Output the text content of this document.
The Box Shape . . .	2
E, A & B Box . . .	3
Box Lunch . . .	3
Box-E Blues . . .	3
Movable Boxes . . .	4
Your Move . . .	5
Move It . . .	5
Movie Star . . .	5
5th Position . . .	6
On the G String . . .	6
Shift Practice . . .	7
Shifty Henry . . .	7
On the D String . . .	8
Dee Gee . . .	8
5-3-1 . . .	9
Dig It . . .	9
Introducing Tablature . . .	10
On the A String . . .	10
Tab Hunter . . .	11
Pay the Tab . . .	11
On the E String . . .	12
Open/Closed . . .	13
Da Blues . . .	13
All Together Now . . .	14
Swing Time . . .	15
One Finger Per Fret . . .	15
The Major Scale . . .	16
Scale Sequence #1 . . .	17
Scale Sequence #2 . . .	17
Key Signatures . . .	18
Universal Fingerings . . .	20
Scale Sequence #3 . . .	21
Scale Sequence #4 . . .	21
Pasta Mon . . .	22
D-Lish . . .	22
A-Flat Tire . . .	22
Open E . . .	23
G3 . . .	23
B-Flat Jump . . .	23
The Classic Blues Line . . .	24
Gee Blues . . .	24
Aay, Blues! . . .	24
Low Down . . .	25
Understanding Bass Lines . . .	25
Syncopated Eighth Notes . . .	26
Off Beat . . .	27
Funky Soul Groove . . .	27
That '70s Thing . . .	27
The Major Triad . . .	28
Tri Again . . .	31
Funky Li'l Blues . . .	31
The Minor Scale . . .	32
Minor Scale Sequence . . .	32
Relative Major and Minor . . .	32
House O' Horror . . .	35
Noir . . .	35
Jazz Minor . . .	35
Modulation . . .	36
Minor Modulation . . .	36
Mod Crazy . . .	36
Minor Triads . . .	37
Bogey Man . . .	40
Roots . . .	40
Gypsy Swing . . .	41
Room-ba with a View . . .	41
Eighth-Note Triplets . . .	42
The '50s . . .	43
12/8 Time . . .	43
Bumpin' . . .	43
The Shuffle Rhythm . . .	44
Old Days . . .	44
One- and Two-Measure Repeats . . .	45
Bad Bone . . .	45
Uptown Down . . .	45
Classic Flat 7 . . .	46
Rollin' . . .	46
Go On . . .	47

- _Requirement_
Copy each line of the listing in which the word "Major" can be found.

- _Full answer_
The Major Scale . . .	16
The Major Triad . . .	28
Relative Major and Minor . . .	32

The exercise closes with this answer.